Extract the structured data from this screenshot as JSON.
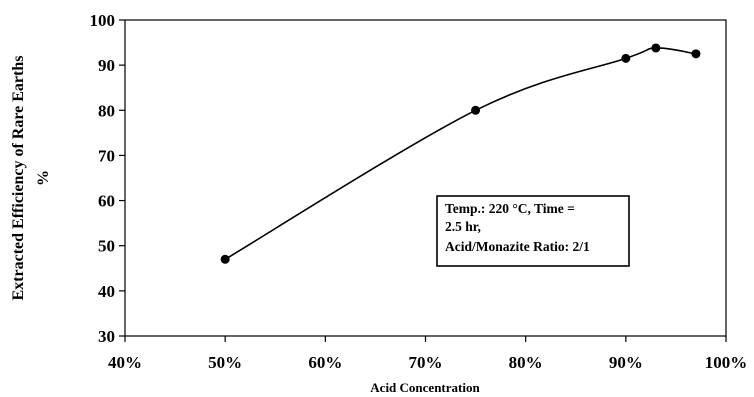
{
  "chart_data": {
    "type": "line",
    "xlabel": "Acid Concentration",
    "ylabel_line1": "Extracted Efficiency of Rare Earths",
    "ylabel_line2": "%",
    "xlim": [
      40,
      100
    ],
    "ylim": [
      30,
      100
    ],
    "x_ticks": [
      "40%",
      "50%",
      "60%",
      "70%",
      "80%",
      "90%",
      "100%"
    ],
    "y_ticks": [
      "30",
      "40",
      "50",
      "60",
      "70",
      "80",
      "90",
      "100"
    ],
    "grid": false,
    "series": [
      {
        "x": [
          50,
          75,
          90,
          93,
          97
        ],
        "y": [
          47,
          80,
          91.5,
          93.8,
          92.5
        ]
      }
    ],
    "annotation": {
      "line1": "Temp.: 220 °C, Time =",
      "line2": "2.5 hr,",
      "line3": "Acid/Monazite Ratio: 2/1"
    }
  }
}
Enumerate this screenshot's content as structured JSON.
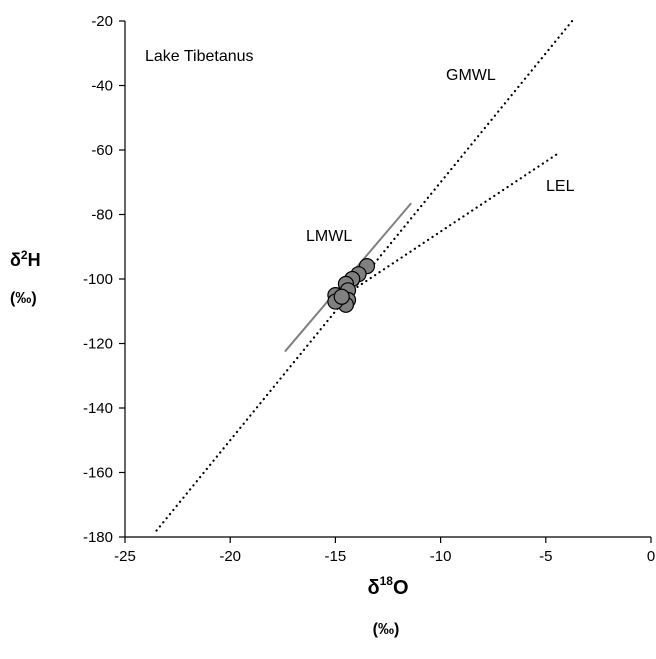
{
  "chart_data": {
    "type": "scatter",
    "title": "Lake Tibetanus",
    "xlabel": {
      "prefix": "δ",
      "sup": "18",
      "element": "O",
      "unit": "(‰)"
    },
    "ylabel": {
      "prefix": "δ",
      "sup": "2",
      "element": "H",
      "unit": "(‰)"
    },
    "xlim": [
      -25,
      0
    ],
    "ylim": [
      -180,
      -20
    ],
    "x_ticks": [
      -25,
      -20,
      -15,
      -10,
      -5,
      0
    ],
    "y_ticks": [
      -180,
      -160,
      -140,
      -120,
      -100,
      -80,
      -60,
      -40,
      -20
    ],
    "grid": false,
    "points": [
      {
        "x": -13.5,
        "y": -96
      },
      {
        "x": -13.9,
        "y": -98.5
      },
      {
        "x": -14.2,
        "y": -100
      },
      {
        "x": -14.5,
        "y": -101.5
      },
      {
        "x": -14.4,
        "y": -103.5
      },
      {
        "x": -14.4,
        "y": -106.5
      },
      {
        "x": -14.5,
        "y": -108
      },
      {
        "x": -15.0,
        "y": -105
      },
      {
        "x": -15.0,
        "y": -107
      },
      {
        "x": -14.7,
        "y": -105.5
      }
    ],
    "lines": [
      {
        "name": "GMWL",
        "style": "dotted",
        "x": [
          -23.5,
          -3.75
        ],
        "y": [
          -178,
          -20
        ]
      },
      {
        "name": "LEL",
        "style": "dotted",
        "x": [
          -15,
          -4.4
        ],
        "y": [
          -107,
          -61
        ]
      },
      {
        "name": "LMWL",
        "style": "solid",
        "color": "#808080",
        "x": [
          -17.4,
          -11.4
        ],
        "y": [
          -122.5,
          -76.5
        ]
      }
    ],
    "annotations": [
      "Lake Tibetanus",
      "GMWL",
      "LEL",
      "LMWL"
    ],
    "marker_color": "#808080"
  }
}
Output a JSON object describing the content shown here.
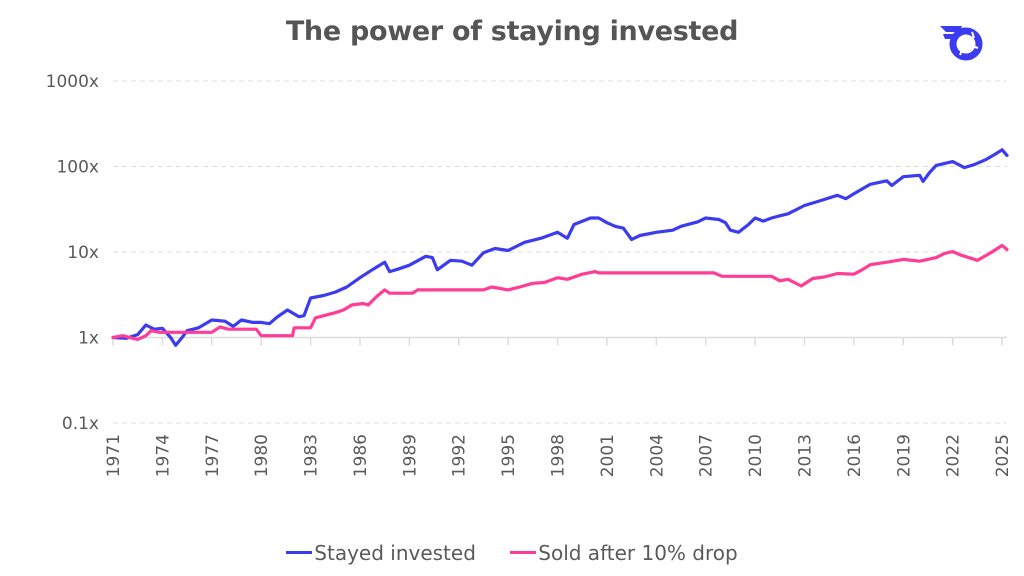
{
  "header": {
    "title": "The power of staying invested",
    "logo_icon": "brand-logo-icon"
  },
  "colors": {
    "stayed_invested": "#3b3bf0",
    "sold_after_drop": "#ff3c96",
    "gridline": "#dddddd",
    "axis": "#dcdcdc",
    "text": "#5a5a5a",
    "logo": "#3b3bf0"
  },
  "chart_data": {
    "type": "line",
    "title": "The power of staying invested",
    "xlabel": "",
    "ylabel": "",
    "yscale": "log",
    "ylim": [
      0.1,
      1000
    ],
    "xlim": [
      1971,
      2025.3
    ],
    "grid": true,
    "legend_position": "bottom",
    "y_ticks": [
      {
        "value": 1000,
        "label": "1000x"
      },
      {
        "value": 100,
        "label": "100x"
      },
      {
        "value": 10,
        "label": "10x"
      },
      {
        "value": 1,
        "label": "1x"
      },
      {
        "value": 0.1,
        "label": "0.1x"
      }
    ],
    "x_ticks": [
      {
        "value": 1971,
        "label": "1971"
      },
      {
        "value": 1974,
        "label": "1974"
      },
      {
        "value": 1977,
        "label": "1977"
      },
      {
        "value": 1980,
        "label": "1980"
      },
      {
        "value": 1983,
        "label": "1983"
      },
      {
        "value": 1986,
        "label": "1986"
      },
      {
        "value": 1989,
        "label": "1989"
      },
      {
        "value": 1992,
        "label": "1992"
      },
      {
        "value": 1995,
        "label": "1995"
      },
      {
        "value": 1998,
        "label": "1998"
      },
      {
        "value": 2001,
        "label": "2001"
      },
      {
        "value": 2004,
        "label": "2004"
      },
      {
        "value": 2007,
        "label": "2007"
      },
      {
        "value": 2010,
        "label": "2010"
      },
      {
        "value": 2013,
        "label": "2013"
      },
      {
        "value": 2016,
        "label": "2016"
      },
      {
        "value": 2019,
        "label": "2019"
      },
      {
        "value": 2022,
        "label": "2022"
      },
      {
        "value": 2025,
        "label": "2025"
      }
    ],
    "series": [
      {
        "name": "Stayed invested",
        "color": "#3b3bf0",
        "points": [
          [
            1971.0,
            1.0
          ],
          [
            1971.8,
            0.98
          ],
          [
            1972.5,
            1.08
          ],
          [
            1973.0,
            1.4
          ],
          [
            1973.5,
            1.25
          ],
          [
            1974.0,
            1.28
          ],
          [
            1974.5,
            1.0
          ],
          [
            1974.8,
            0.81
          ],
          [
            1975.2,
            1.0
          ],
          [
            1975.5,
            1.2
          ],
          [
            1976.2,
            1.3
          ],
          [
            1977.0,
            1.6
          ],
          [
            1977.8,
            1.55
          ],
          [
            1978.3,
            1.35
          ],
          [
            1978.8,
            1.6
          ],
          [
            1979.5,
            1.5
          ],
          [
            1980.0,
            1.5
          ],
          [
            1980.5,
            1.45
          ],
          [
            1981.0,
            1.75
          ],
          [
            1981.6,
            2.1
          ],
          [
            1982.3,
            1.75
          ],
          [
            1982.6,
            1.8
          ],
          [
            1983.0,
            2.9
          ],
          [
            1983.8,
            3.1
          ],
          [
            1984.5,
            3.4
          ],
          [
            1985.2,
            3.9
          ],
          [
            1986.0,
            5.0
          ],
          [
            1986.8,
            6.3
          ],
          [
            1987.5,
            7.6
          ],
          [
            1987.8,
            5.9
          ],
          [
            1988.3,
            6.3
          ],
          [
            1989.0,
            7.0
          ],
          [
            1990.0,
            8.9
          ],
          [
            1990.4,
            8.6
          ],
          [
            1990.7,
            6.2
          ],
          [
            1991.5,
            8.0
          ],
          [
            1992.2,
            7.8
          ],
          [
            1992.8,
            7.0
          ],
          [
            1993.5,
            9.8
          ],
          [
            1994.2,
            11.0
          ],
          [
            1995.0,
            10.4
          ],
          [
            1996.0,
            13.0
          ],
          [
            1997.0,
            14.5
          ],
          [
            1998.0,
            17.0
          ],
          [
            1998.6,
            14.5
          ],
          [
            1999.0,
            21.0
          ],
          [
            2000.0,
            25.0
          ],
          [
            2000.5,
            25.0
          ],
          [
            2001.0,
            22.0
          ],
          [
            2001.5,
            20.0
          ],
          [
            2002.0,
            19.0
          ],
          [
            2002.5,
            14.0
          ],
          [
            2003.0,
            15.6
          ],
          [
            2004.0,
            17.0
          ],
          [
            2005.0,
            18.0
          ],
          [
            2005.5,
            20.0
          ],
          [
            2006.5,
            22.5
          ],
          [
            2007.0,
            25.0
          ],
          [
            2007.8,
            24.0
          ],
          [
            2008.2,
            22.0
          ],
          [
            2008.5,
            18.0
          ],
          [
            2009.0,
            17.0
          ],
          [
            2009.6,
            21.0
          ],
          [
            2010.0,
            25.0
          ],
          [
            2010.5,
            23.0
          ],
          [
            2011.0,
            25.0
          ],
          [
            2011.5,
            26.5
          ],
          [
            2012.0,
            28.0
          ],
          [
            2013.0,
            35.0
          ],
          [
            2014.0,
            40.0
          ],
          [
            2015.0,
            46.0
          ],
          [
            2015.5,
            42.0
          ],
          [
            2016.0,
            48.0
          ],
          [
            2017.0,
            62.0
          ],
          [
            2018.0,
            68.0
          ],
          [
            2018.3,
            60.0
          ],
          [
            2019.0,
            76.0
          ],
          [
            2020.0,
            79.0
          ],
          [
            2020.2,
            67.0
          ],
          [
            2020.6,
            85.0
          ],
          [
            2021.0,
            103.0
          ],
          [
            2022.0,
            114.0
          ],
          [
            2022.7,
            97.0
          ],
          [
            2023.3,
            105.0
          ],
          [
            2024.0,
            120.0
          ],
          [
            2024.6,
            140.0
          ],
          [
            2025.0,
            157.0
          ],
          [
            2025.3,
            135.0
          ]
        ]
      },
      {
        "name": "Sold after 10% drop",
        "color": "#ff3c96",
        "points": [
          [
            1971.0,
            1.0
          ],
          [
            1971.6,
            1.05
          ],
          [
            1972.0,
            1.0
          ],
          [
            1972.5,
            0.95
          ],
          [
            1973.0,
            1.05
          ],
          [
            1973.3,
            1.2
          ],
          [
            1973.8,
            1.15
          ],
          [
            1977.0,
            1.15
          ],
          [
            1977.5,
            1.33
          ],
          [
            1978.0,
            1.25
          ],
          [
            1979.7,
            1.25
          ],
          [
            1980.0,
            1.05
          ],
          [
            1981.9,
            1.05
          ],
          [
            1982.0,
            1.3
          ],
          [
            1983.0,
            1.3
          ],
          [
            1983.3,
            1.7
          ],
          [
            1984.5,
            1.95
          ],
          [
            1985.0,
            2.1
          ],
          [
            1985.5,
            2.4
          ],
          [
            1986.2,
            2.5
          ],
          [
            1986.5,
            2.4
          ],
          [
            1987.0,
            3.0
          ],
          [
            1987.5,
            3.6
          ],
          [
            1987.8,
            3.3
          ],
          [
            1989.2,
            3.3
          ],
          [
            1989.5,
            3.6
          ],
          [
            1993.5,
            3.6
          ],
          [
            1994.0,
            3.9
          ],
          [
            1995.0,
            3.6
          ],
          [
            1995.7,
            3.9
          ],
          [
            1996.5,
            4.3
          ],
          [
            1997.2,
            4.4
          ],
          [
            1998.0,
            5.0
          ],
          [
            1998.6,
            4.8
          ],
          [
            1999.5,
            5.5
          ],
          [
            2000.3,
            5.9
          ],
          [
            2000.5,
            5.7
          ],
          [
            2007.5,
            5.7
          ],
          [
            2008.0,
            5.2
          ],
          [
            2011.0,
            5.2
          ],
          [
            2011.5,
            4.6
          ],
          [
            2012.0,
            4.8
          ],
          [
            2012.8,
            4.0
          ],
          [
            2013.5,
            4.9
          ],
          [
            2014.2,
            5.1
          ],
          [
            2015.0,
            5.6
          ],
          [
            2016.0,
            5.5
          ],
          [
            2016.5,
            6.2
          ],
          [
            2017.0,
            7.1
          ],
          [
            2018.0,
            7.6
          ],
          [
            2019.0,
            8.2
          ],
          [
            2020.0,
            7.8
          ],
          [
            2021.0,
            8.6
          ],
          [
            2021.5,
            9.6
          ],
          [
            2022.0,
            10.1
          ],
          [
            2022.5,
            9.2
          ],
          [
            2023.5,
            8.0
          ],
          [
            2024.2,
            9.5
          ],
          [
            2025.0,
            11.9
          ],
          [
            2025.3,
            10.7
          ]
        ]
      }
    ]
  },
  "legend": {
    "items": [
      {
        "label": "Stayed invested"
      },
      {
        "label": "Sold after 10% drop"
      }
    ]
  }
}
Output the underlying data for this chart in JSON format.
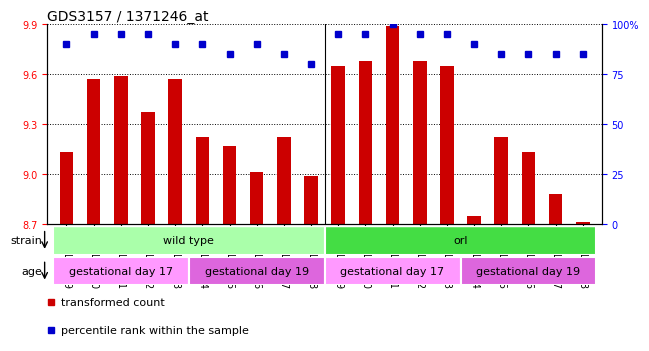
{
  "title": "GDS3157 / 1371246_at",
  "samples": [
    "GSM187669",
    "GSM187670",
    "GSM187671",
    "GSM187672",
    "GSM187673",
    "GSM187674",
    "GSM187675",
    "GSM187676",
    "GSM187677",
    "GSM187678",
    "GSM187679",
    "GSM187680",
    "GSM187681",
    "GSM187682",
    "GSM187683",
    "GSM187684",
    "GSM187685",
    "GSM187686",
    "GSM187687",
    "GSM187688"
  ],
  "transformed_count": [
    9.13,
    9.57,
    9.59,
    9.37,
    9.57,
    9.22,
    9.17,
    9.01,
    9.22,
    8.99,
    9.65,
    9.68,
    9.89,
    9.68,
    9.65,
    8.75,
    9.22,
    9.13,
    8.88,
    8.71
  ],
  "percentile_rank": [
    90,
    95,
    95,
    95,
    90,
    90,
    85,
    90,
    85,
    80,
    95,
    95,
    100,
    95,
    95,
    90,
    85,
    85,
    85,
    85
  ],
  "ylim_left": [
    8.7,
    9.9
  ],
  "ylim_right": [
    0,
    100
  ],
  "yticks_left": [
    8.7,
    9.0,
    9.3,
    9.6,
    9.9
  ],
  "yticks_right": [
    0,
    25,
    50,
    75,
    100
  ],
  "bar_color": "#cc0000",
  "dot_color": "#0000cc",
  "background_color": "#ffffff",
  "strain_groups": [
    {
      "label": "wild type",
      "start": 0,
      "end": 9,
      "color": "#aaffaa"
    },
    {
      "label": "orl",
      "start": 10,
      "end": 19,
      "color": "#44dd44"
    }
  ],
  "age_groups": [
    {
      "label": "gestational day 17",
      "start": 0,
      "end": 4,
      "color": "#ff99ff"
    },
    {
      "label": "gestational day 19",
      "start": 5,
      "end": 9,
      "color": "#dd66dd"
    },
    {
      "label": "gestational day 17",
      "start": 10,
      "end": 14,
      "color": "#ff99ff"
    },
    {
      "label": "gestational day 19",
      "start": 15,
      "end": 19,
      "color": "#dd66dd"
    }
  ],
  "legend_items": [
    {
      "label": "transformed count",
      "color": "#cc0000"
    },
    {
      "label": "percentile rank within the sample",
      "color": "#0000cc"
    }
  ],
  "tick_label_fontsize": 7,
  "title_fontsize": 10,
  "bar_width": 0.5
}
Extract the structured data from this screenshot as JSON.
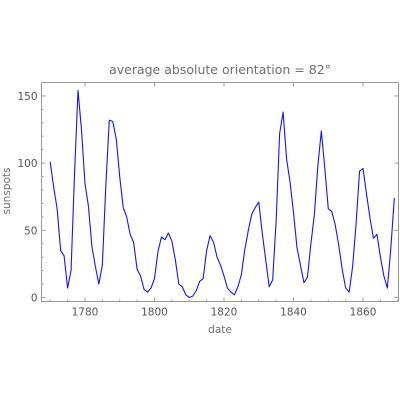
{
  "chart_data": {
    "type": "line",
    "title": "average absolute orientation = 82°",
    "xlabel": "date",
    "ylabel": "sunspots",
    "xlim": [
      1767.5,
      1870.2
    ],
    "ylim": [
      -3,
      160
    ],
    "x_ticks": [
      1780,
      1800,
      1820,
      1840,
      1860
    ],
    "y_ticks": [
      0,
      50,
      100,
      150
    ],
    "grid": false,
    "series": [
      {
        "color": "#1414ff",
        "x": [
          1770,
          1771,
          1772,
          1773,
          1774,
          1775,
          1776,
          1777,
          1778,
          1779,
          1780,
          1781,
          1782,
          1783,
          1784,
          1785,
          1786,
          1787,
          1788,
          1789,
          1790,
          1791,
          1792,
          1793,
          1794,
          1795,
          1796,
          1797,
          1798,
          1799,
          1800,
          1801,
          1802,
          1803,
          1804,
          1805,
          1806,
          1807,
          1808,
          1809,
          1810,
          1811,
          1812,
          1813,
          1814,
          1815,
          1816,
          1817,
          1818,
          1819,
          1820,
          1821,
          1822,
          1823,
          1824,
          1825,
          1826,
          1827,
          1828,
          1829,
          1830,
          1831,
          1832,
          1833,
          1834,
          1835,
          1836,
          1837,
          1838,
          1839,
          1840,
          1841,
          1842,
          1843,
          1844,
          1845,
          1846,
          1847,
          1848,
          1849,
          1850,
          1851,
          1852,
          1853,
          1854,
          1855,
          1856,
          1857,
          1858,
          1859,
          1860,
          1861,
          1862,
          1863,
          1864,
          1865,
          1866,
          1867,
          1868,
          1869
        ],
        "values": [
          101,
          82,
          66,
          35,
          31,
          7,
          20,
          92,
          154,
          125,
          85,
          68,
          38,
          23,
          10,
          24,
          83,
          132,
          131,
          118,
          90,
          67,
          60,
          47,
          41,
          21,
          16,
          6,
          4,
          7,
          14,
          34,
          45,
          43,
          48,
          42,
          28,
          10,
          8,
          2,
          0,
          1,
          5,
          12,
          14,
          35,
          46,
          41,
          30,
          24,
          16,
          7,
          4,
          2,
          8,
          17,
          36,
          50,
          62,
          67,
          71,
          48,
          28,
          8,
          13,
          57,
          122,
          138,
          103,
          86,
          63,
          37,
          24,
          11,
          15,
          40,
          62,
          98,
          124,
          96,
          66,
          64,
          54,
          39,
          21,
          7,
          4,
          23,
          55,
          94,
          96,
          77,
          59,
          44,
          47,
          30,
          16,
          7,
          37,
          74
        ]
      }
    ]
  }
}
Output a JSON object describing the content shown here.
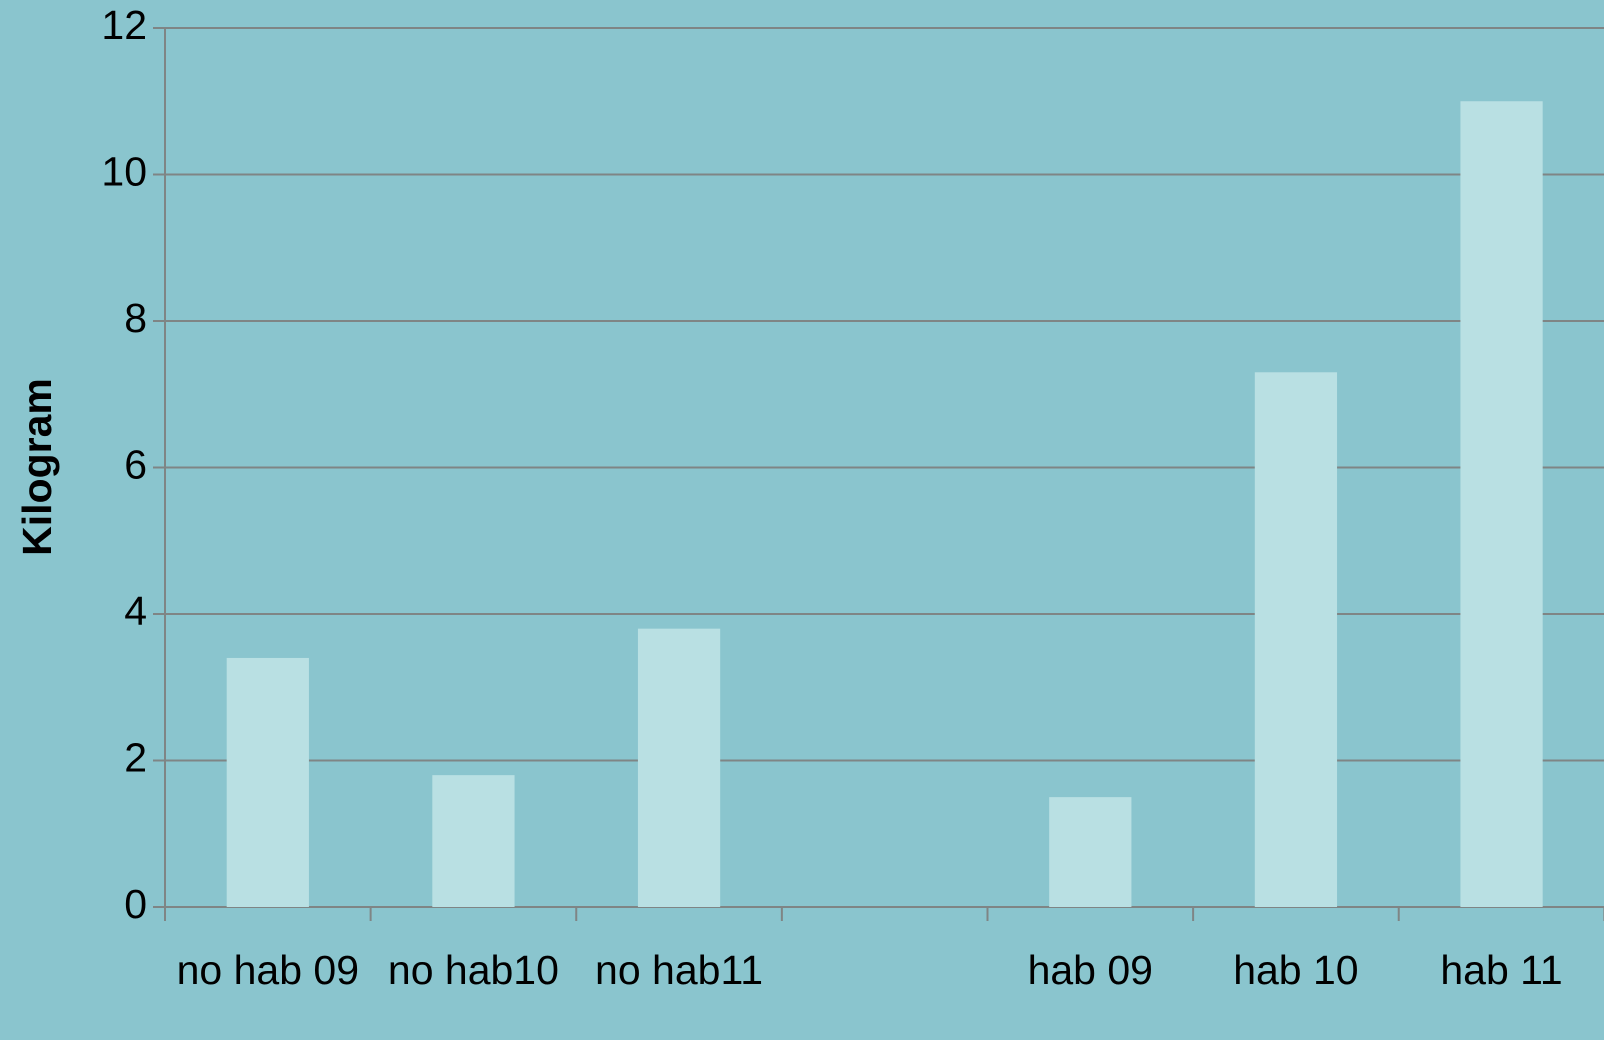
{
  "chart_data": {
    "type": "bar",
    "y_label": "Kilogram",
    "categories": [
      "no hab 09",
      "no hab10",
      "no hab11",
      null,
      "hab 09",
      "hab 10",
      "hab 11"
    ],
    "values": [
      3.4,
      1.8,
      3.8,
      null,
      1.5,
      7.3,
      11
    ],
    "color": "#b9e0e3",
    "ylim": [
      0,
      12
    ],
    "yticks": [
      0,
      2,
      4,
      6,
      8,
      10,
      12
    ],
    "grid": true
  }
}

☆ ☆ ☆ ☆ ☆

What count of lines in the listing contain the word "xlabel"? Reply with the number only.

4